● Task directions: Gather every line of the entries that includes the word "shortcut".

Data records
— start —
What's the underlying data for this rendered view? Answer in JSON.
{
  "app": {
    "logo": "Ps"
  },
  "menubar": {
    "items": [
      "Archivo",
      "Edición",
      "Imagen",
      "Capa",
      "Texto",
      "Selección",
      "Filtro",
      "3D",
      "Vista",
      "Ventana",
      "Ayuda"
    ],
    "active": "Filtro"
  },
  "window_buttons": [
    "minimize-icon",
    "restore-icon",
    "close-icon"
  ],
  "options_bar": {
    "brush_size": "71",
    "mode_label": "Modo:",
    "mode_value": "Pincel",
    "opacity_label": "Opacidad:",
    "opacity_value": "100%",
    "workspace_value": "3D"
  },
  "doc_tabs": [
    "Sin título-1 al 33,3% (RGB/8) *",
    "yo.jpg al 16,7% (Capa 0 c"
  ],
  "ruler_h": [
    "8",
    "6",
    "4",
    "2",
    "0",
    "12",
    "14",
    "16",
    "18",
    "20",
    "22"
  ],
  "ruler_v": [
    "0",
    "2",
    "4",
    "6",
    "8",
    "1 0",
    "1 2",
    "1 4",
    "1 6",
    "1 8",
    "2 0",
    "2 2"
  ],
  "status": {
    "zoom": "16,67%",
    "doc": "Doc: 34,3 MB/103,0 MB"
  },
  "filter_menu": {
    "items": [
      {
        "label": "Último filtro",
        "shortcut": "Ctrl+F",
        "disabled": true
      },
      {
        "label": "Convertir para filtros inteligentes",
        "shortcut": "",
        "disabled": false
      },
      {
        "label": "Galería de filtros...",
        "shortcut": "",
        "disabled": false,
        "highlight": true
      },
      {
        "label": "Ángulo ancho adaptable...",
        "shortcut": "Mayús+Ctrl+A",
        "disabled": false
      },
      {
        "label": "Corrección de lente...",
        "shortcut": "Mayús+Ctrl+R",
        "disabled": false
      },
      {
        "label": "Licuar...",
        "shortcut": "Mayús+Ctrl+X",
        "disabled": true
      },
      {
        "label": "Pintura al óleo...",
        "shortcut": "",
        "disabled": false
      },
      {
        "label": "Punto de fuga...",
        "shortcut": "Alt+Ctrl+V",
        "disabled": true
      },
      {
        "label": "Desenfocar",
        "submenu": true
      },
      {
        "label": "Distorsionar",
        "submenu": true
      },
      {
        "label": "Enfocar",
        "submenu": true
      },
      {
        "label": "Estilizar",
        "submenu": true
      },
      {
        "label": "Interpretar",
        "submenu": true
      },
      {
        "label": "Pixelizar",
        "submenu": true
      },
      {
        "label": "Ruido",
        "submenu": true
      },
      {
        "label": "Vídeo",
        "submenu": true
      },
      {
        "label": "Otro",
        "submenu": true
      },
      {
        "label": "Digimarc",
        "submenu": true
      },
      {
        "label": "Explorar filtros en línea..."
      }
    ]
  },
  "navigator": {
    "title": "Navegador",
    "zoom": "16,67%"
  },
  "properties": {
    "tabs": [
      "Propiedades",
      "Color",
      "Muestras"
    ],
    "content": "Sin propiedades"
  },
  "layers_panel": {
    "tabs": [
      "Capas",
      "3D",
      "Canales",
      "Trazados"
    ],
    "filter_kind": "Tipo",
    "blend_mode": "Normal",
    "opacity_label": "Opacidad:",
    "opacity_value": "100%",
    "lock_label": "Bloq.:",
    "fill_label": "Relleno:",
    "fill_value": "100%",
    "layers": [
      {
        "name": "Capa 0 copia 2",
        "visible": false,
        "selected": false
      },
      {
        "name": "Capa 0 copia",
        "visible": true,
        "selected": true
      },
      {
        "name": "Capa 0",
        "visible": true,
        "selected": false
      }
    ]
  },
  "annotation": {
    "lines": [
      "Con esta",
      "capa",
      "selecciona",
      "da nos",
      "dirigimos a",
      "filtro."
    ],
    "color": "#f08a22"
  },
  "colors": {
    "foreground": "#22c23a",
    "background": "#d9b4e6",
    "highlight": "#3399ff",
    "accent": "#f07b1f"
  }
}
— end —
● Result:
        "shortcut": "Ctrl+F",
        "shortcut": "",
        "shortcut": "",
        "shortcut": "Mayús+Ctrl+A",
        "shortcut": "Mayús+Ctrl+R",
        "shortcut": "Mayús+Ctrl+X",
        "shortcut": "",
        "shortcut": "Alt+Ctrl+V",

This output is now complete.